**WHAT YOU NEED TO DO**
Below are some records. Pull every line that contains the word "PORT".

**MATERIAL PROVIDED**

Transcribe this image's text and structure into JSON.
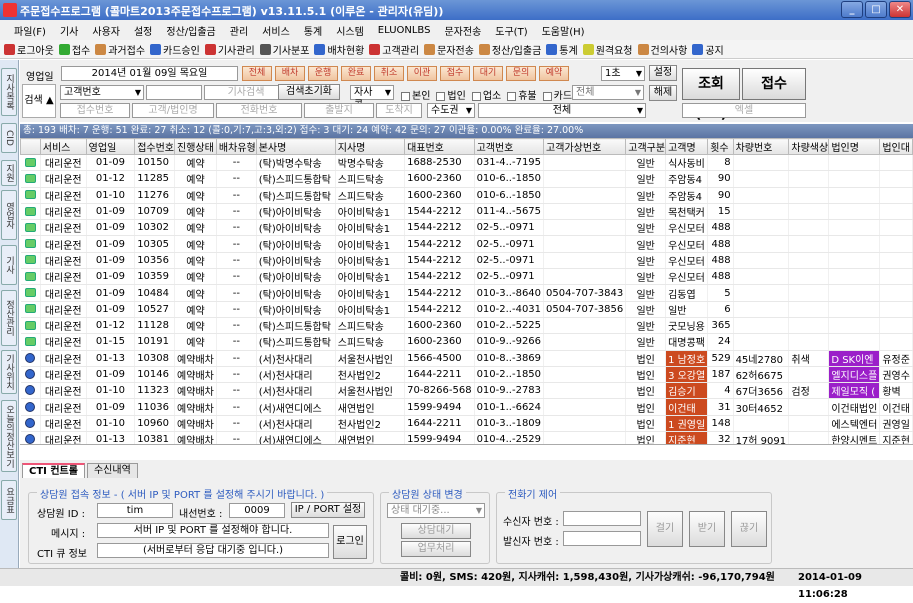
{
  "window": {
    "title": "주문접수프로그램 (콜마트2013주문접수프로그램) v13.11.5.1 (이루온 - 관리자(유딤))"
  },
  "menu": [
    "파일(F)",
    "기사",
    "사용자",
    "설정",
    "정산/입출금",
    "관리",
    "서비스",
    "통계",
    "시스템",
    "ELUONLBS",
    "문자전송",
    "도구(T)",
    "도움말(H)"
  ],
  "toolbar": [
    {
      "label": "로그아웃",
      "color": "#c33"
    },
    {
      "label": "접수",
      "color": "#3a3"
    },
    {
      "label": "과거접수",
      "color": "#c84"
    },
    {
      "label": "카드승인",
      "color": "#36c"
    },
    {
      "label": "기사관리",
      "color": "#c33"
    },
    {
      "label": "기사분포",
      "color": "#555"
    },
    {
      "label": "배차현황",
      "color": "#36c"
    },
    {
      "label": "고객관리",
      "color": "#c33"
    },
    {
      "label": "문자전송",
      "color": "#c84"
    },
    {
      "label": "정산/입출금",
      "color": "#c84"
    },
    {
      "label": "통계",
      "color": "#36c"
    },
    {
      "label": "원격요청",
      "color": "#cc3"
    },
    {
      "label": "건의사항",
      "color": "#c84"
    },
    {
      "label": "공지",
      "color": "#36c"
    }
  ],
  "sidebar_tabs": [
    "지사목록",
    "CID",
    "지원",
    "영업자",
    "기사",
    "정산관리",
    "기사위치",
    "오늘의정산보기",
    "요금표"
  ],
  "search": {
    "sales_day_label": "영업일",
    "date": "2014년 01월 09일 목요일",
    "filters": [
      "전체",
      "배차",
      "운행",
      "완료",
      "취소",
      "이관",
      "접수",
      "대기",
      "문의",
      "예약"
    ],
    "interval": "1초",
    "settings": "설정",
    "search_label": "검색",
    "customer_no": "고객번호",
    "driver_search_ph": "기사검색",
    "reset": "검색초기화",
    "hq_user": "자사콜",
    "chk_self": "본인",
    "chk_corp": "법인",
    "chk_biz": "업소",
    "chk_off": "휴불",
    "chk_card": "카드",
    "all_select": "전체",
    "release": "해제",
    "query_btn": "조회(F5)",
    "accept_btn": "접수",
    "ph_accept_no": "접수번호",
    "ph_customer": "고객/법인명",
    "ph_phone": "전화번호",
    "ph_depart": "출발지",
    "ph_arrive": "도착지",
    "region": "수도권",
    "all_combo": "전체",
    "excel": "엑셀"
  },
  "status_line": "총: 193  배차: 7  운행: 51  완료: 27  취소: 12 (콜:0,기:7,고:3,외:2)  접수: 3  대기: 24  예약: 42  문의: 27  이관율: 0.00%  완료율: 27.00%",
  "grid": {
    "columns": [
      "",
      "서비스",
      "영업일",
      "접수번호",
      "진행상태",
      "배차유형",
      "본사명",
      "지사명",
      "대표번호",
      "고객번호",
      "고객가상번호",
      "고객구분",
      "고객명",
      "횟수",
      "차량번호",
      "차량색상",
      "법인명",
      "법인대"
    ],
    "rows": [
      [
        "g",
        "대리운전",
        "01-09",
        "10150",
        "예약",
        "--",
        "(탁)박명수탁송",
        "박명수탁송",
        "1688-2530",
        "031-4..-7195",
        "",
        "일반",
        "식사동비",
        "8",
        "",
        "",
        "",
        ""
      ],
      [
        "g",
        "대리운전",
        "01-12",
        "11285",
        "예약",
        "--",
        "(탁)스피드통합탁",
        "스피드탁송",
        "1600-2360",
        "010-6..-1850",
        "",
        "일반",
        "주암동4",
        "90",
        "",
        "",
        "",
        ""
      ],
      [
        "g",
        "대리운전",
        "01-10",
        "11276",
        "예약",
        "--",
        "(탁)스피드통합탁",
        "스피드탁송",
        "1600-2360",
        "010-6..-1850",
        "",
        "일반",
        "주암동4",
        "90",
        "",
        "",
        "",
        ""
      ],
      [
        "g",
        "대리운전",
        "01-09",
        "10709",
        "예약",
        "--",
        "(탁)아이비탁송",
        "아이비탁송1",
        "1544-2212",
        "011-4..-5675",
        "",
        "일반",
        "목천택커",
        "15",
        "",
        "",
        "",
        ""
      ],
      [
        "g",
        "대리운전",
        "01-09",
        "10302",
        "예약",
        "--",
        "(탁)아이비탁송",
        "아이비탁송1",
        "1544-2212",
        "02-5..-0971",
        "",
        "일반",
        "우신모터",
        "488",
        "",
        "",
        "",
        ""
      ],
      [
        "g",
        "대리운전",
        "01-09",
        "10305",
        "예약",
        "--",
        "(탁)아이비탁송",
        "아이비탁송1",
        "1544-2212",
        "02-5..-0971",
        "",
        "일반",
        "우신모터",
        "488",
        "",
        "",
        "",
        ""
      ],
      [
        "g",
        "대리운전",
        "01-09",
        "10356",
        "예약",
        "--",
        "(탁)아이비탁송",
        "아이비탁송1",
        "1544-2212",
        "02-5..-0971",
        "",
        "일반",
        "우신모터",
        "488",
        "",
        "",
        "",
        ""
      ],
      [
        "g",
        "대리운전",
        "01-09",
        "10359",
        "예약",
        "--",
        "(탁)아이비탁송",
        "아이비탁송1",
        "1544-2212",
        "02-5..-0971",
        "",
        "일반",
        "우신모터",
        "488",
        "",
        "",
        "",
        ""
      ],
      [
        "g",
        "대리운전",
        "01-09",
        "10484",
        "예약",
        "--",
        "(탁)아이비탁송",
        "아이비탁송1",
        "1544-2212",
        "010-3..-8640",
        "0504-707-3843",
        "일반",
        "김동엽",
        "5",
        "",
        "",
        "",
        ""
      ],
      [
        "g",
        "대리운전",
        "01-09",
        "10527",
        "예약",
        "--",
        "(탁)아이비탁송",
        "아이비탁송1",
        "1544-2212",
        "010-2..-4031",
        "0504-707-3856",
        "일반",
        "일반",
        "6",
        "",
        "",
        "",
        ""
      ],
      [
        "g",
        "대리운전",
        "01-12",
        "11128",
        "예약",
        "--",
        "(탁)스피드통합탁",
        "스피드탁송",
        "1600-2360",
        "010-2..-5225",
        "",
        "일반",
        "굿모닝용",
        "365",
        "",
        "",
        "",
        ""
      ],
      [
        "g",
        "대리운전",
        "01-15",
        "10191",
        "예약",
        "--",
        "(탁)스피드통합탁",
        "스피드탁송",
        "1600-2360",
        "010-9..-9266",
        "",
        "일반",
        "대명콩팩",
        "24",
        "",
        "",
        "",
        ""
      ],
      [
        "b",
        "대리운전",
        "01-13",
        "10308",
        "예약배차",
        "--",
        "(서)천사대리",
        "서울천사법인",
        "1566-4500",
        "010-8..-3869",
        "",
        "법인",
        "1 남정호",
        "529",
        "45네2780",
        "취색",
        "D SK이엔",
        "유정준"
      ],
      [
        "b",
        "대리운전",
        "01-09",
        "10146",
        "예약배차",
        "--",
        "(서)천사대리",
        "천사법인2",
        "1644-2211",
        "010-2..-1850",
        "",
        "법인",
        "3 오강열",
        "187",
        "62허6675",
        "",
        "엘지디스플",
        "권영수"
      ],
      [
        "b",
        "대리운전",
        "01-10",
        "11323",
        "예약배차",
        "--",
        "(서)천사대리",
        "서울천사법인",
        "70-8266-568",
        "010-9..-2783",
        "",
        "법인",
        "김승기",
        "4",
        "67더3656",
        "검정",
        "제일모직 (",
        "황벽"
      ],
      [
        "b",
        "대리운전",
        "01-09",
        "11036",
        "예약배차",
        "--",
        "(서)새연디에스",
        "새연법인",
        "1599-9494",
        "010-1..-6624",
        "",
        "법인",
        "이건태",
        "31",
        "30터4652",
        "",
        "이건태법인",
        "이건태"
      ],
      [
        "b",
        "대리운전",
        "01-10",
        "10960",
        "예약배차",
        "--",
        "(서)천사대리",
        "천사법인2",
        "1644-2211",
        "010-3..-1809",
        "",
        "법인",
        "1 권영일",
        "148",
        "",
        "",
        "에스텍엔터",
        "권영일"
      ],
      [
        "b",
        "대리운전",
        "01-13",
        "10381",
        "예약배차",
        "--",
        "(서)새연디에스",
        "새연법인",
        "1599-9494",
        "010-4..-2529",
        "",
        "법인",
        "지준현",
        "32",
        "17허 9091",
        "",
        "한양시멘트",
        "지준현"
      ]
    ]
  },
  "bottom": {
    "tabs": [
      "CTI 컨트롤",
      "수신내역"
    ],
    "cti_legend": "상담원 접속 정보 - ( 서버 IP 및 PORT 를 설정해 주시기 바랍니다. )",
    "agent_id_label": "상담원 ID :",
    "agent_id": "tim",
    "ext_label": "내선번호 :",
    "ext": "0009",
    "ip_btn": "IP / PORT 설정",
    "msg_label": "메시지 :",
    "msg": "서버 IP 및 PORT 를 설정해야 합니다.",
    "queue_label": "CTI 큐 정보",
    "queue": "(서버로부터 응답 대기중 입니다.)",
    "login_btn": "로그인",
    "state_legend": "상담원 상태 변경",
    "state_select": "상태 대기중...",
    "wait_btn": "상담대기",
    "work_btn": "업무처리",
    "call_legend": "전화기 제어",
    "recv_label": "수신자 번호 :",
    "send_label": "발신자 번호 :",
    "dial_btn": "걸기",
    "answer_btn": "받기",
    "hang_btn": "끊기"
  },
  "statusbar": {
    "info": "콜비: 0원, SMS: 420원, 지사캐쉬: 1,598,430원, 기사가상캐쉬: -96,170,794원",
    "datetime": "2014-01-09 11:06:28"
  }
}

**OUTPUT FOR THIS TASK**
    "cti_legend": "상담원 접속 정보 - ( 서버 IP 및 PORT 를 설정해 주시기 바랍니다. )",
    "ip_btn": "IP / PORT 설정",
    "msg": "서버 IP 및 PORT 를 설정해야 합니다.",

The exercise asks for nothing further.